JOB 1: Quote the rows below word for word, starting with the line that contains "- legend-label: 1089.100" and going on through the final line of the rows. Include both of those lines.

══ TEXT BLOCK

At the limit of a vanishing interaction term Schr\"odinger
equation must reduce to single
particle super Virasoro conditions.
\begin{eqnarray}
KM_n^2(n)- \sum_n L_0(n,vib)&=&0\per . \nonumber\\
\end{eqnarray}
\noindent In intermediate states these conditions are
not satisfied since
virtual particles are not in general on mass shell particles.
\vm
e) Virasoro conditions must somehow give rise to Schr\"odinger
evolution equation. To achieve this one must define precisely
the action of the
operators $p_k(n)$. S-matrix must be Poincare and General
Coordinate invariant and this suggests that one should define
the operators $p_k(n)$ as $Diff^4$ invariant Poincare
translation generators $p_k(n,a)$ at the limit $a\rightarrow \infty$ ($a$
denotes lightcone proper time). At
this limit Poincare invariance is not broken and $p_k(n)$
are expected to commute mutually. This guess is not
quite correct. In order to obtain Schr\"odinger equation
some of the generators $p_k$ must be proportional to time
derivative and this time derivative must appear
linearly in the operator $p_k(n)p^k(n)$. This requirement
fixes the scenario completely
\vm
f) The time parameter $t$ appearing in the Schr\"oedinger equation
for $U$ must correspond to a purely group theoretical parameter.
For given 3-surface one can identify almost unique
preferred lightcone coordinates
$(p_+,p_-,p_T=(p_x,p_y))$ and for given final state of quantum jump
every 3-surface corresponds to same choice of preferred coordinates.
Using these coordinates
in the algebra of translation generators, one can
express mass squared operator as
\begin{eqnarray}
p_kp^k&=& 2p_+p_- -p_T^2 \per .

════
══ EXTRACTED MATERIAL

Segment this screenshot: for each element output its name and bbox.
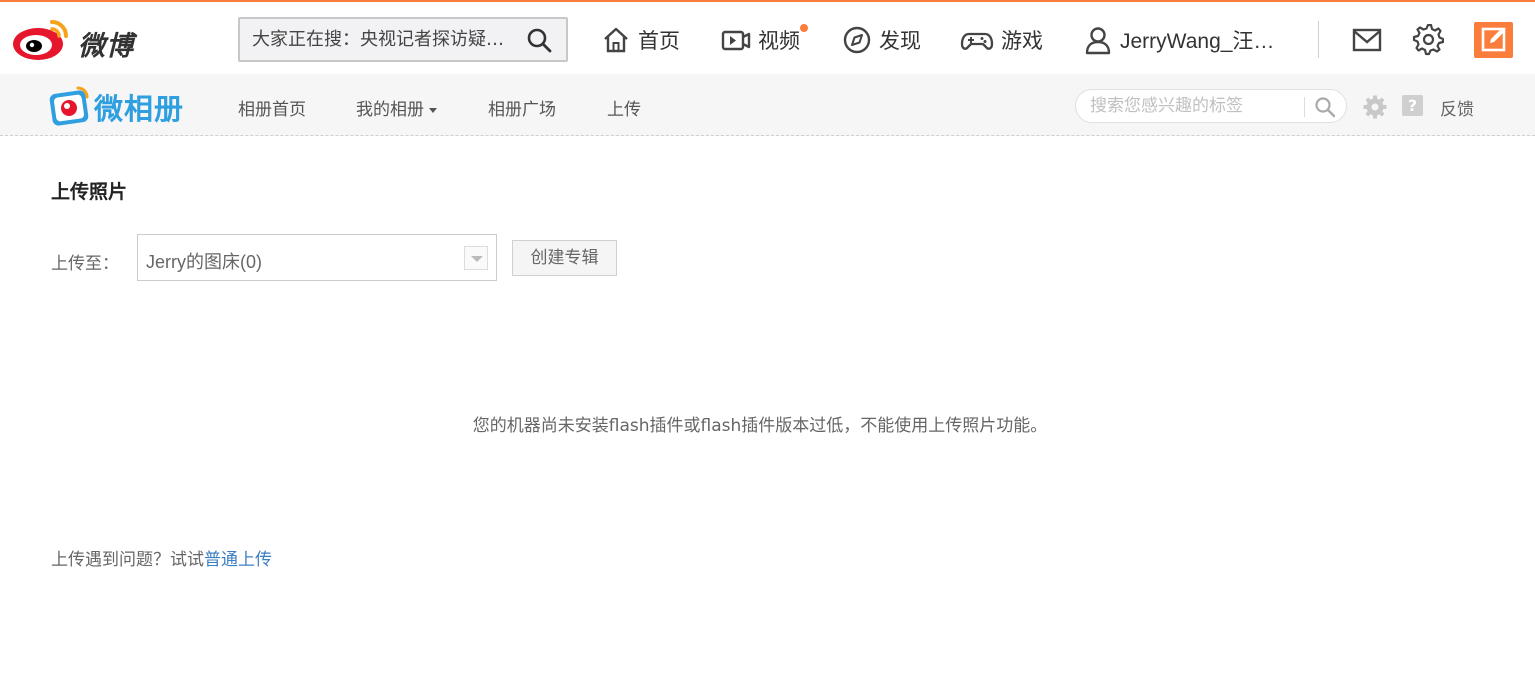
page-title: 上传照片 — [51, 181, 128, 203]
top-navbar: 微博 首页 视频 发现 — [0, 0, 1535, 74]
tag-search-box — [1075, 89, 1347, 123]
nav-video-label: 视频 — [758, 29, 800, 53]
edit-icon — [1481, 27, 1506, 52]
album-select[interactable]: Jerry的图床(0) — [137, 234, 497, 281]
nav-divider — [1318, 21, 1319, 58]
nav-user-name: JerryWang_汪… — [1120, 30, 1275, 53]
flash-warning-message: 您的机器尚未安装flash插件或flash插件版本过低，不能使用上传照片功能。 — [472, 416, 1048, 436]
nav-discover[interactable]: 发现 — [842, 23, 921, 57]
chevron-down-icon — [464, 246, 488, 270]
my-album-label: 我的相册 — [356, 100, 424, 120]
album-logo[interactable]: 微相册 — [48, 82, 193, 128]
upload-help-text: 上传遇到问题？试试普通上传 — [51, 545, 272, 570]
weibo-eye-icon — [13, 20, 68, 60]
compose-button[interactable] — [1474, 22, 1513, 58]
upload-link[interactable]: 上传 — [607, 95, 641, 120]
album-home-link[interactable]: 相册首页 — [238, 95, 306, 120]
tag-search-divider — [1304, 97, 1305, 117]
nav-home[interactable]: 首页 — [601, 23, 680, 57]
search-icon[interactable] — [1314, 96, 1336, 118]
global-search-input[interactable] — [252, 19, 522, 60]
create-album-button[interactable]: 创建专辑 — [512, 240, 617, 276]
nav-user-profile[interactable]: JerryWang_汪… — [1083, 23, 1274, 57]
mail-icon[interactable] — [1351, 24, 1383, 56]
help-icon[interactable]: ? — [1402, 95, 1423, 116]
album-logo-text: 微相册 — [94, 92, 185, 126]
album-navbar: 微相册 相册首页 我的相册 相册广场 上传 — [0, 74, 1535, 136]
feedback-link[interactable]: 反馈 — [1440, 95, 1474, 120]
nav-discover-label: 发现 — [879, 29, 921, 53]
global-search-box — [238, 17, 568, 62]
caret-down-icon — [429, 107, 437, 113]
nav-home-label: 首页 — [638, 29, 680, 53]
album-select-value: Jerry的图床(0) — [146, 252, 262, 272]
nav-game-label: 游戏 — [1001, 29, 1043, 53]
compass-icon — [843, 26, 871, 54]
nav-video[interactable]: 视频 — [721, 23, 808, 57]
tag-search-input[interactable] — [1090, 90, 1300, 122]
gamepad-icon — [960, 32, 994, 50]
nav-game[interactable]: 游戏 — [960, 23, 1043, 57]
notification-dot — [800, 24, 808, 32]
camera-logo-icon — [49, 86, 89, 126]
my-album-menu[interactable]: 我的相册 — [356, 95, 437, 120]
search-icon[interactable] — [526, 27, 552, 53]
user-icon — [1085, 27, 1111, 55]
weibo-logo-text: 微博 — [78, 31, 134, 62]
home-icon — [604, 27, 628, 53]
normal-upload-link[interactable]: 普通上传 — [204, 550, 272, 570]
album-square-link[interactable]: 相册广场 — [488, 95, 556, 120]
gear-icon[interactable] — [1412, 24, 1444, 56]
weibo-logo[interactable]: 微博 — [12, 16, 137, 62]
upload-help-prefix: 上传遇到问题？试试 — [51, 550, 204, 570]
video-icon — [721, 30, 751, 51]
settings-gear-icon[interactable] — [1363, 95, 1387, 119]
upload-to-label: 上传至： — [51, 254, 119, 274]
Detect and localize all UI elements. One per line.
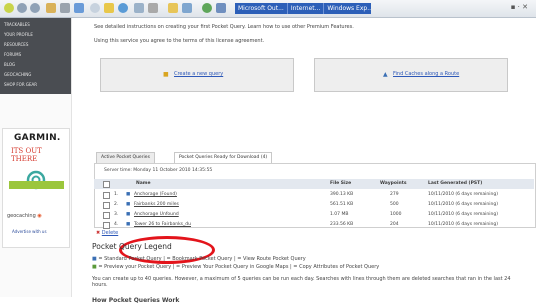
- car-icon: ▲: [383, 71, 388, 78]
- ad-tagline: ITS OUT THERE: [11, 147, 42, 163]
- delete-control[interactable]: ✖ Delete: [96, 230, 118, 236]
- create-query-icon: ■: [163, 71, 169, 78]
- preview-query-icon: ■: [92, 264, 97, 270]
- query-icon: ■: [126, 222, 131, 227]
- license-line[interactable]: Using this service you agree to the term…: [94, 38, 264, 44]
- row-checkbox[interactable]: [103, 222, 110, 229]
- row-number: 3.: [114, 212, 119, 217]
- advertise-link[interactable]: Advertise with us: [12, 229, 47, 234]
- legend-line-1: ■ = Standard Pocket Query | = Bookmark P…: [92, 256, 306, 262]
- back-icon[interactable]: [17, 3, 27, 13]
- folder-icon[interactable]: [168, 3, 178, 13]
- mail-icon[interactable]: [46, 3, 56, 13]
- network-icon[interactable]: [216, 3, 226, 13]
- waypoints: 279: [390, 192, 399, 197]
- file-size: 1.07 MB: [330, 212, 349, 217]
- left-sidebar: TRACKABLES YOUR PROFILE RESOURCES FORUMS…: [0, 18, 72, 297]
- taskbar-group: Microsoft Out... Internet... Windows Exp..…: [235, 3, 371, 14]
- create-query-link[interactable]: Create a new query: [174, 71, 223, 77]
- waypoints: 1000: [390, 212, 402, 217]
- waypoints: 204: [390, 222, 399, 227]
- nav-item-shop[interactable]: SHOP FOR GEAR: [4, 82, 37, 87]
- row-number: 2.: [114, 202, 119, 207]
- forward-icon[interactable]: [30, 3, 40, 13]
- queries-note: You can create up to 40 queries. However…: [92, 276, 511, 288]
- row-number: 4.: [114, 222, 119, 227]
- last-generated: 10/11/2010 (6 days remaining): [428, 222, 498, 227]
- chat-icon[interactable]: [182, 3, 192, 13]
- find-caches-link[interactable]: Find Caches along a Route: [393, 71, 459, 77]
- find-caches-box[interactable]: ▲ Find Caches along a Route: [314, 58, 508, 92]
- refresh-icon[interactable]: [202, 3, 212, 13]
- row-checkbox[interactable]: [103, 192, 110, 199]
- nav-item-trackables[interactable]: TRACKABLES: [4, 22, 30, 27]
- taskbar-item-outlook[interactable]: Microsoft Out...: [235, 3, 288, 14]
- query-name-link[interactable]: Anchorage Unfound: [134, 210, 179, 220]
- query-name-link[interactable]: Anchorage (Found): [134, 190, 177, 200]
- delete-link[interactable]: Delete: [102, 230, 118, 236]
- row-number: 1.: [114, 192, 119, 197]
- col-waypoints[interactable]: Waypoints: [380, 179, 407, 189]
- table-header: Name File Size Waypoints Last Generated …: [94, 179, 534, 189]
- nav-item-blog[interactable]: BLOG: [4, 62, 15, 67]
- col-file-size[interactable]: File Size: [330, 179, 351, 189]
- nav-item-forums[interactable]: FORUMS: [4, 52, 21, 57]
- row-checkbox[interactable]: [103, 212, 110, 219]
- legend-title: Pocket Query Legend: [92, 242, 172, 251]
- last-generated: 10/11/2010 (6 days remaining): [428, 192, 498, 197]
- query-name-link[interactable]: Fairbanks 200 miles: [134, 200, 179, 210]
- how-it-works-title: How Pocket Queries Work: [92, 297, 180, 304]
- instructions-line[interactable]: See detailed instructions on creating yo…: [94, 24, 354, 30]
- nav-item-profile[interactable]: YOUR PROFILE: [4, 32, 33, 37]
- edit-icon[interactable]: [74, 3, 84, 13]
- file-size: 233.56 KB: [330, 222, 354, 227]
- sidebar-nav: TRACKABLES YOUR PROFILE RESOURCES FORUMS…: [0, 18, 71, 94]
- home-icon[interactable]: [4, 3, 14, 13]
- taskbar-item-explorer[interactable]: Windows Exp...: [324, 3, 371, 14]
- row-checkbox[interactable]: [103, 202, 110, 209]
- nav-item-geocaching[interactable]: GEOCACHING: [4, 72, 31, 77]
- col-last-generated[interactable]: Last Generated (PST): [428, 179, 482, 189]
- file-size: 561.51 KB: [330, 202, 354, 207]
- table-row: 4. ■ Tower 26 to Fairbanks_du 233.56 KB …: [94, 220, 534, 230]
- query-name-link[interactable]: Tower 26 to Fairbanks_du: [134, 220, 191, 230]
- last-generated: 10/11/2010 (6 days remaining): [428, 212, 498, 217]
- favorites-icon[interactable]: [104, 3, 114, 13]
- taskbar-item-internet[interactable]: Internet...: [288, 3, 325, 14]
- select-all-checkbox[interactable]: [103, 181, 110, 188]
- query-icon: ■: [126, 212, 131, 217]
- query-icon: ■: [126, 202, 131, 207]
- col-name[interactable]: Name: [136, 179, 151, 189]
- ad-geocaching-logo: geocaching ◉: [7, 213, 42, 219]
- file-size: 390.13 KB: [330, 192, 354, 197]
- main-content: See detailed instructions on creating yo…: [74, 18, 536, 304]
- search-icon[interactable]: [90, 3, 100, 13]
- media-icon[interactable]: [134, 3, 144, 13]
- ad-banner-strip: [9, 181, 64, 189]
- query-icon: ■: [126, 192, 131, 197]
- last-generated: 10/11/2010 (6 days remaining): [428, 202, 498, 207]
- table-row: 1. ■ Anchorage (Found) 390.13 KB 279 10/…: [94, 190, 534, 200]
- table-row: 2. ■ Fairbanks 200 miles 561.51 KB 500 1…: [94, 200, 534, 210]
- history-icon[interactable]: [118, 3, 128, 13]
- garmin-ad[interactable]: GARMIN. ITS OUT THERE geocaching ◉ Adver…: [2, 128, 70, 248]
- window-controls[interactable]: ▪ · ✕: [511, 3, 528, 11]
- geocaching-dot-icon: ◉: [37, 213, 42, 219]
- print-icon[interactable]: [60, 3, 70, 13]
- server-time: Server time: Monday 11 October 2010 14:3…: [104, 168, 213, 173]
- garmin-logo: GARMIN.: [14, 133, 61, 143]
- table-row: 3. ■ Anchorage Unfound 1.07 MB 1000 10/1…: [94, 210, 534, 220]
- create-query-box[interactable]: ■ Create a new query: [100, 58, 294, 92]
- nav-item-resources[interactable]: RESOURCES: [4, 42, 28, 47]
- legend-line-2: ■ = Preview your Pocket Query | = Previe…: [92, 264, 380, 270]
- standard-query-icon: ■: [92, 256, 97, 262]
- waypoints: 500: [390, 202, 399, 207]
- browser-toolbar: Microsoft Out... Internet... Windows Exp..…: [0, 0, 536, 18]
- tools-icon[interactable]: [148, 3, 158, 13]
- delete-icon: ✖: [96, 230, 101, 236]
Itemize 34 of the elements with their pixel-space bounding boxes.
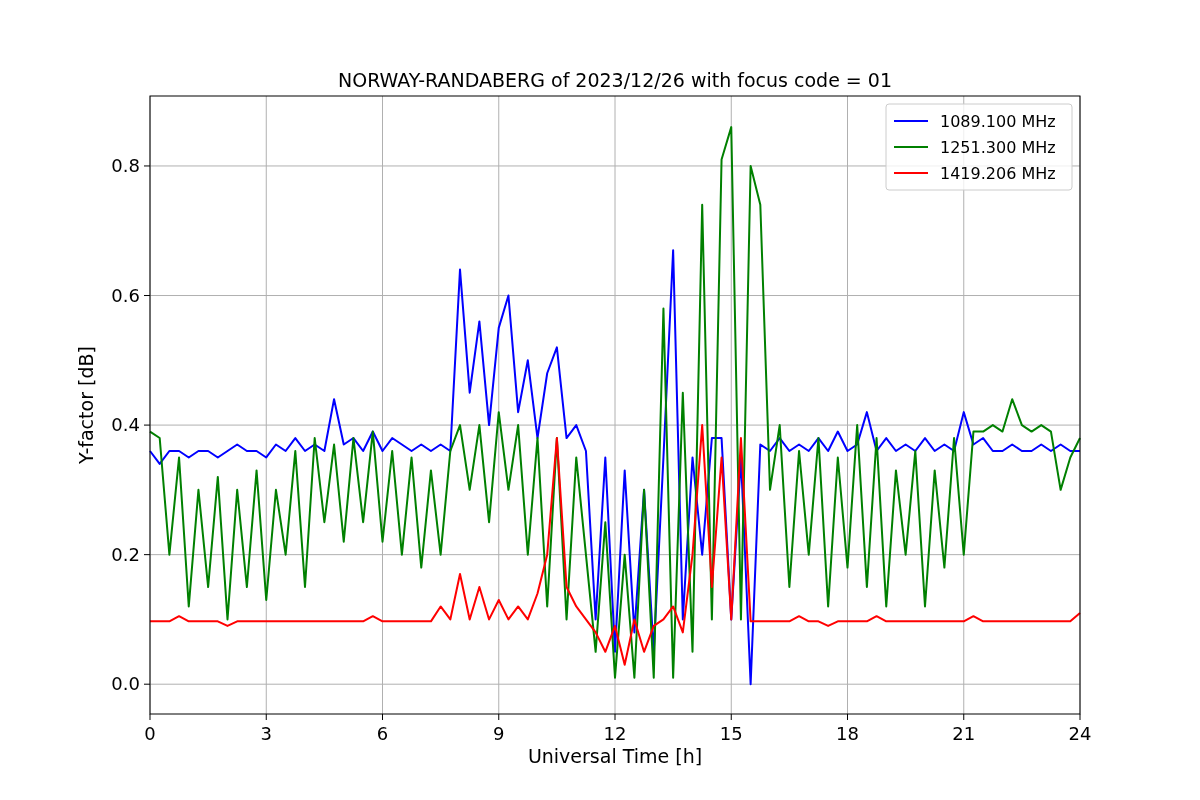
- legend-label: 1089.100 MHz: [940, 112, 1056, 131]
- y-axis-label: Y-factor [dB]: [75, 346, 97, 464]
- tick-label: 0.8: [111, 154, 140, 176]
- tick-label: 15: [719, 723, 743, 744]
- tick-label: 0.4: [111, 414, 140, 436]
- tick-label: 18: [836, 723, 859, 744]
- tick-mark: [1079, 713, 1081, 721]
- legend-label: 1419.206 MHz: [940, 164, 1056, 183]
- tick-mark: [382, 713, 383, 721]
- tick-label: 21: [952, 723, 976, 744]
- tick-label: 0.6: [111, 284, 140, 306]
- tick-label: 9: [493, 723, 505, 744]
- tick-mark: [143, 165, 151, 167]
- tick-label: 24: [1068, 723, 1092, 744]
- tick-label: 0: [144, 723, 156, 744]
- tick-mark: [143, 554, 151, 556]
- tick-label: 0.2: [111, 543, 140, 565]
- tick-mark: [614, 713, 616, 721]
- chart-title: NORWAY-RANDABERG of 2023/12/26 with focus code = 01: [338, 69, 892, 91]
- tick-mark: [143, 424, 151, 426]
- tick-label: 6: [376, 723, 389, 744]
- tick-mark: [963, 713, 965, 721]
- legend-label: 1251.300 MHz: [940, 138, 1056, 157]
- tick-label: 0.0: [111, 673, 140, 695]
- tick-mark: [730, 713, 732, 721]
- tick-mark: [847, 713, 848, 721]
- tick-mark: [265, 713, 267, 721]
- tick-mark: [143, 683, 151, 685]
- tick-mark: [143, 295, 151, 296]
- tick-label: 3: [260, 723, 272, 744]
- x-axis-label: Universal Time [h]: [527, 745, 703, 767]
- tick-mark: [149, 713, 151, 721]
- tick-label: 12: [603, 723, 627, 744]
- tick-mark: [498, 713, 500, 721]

════

JOB 2: Based on the passage on Virasoro conditions, does each of these statements agree with it? (a) The Virasoro conditions are satisfied in intermediate states. (b) The time parameter in the Schrödinger equation must correspond to a purely group theoretical parameter. (c) The guess that the operators commute mutually is called quite correct. Answer yes or no for each, and quote the deciding words.

TASK RESPONSE 1:
- legend-label: 1089.100 MHz: [940, 112, 1056, 131]
- y-axis-label: Y-factor [dB]: [75, 346, 97, 464]
- tick-label: 0.8: [111, 154, 140, 176]
- tick-label: 15: [719, 723, 743, 744]
- tick-label: 0.4: [111, 414, 140, 436]
- tick-label: 18: [836, 723, 859, 744]
- tick-mark: [1079, 713, 1081, 721]
- legend-label: 1419.206 MHz: [940, 164, 1056, 183]
- tick-mark: [382, 713, 383, 721]
- tick-label: 21: [952, 723, 976, 744]
- tick-label: 0.6: [111, 284, 140, 306]
- tick-label: 9: [493, 723, 505, 744]
- tick-mark: [143, 165, 151, 167]
- tick-label: 24: [1068, 723, 1092, 744]
- tick-label: 0: [144, 723, 156, 744]
- tick-mark: [143, 554, 151, 556]
- tick-label: 0.2: [111, 543, 140, 565]
- tick-mark: [614, 713, 616, 721]
- chart-title: NORWAY-RANDABERG of 2023/12/26 with focus code = 01: [338, 69, 892, 91]
- tick-mark: [143, 424, 151, 426]
- tick-label: 6: [376, 723, 389, 744]
- tick-mark: [963, 713, 965, 721]
- legend-label: 1251.300 MHz: [940, 138, 1056, 157]
- tick-label: 0.0: [111, 673, 140, 695]
- tick-mark: [730, 713, 732, 721]
- tick-mark: [847, 713, 848, 721]
- tick-mark: [265, 713, 267, 721]
- tick-mark: [143, 683, 151, 685]
- tick-mark: [143, 295, 151, 296]
- tick-label: 3: [260, 723, 272, 744]
- x-axis-label: Universal Time [h]: [527, 745, 703, 767]
- tick-mark: [149, 713, 151, 721]
- tick-label: 12: [603, 723, 627, 744]
- tick-mark: [498, 713, 500, 721]

TASK RESPONSE 2:
(a) No: "In intermediate states these conditions are not satisfied since virtual particles are not in general on mass shell particles."
(b) Yes: "The time parameter $t$ appearing in the Schr\"oedinger equation for $U$ must correspond to a purely group theoretical parameter."
(c) No: "This guess is not quite correct."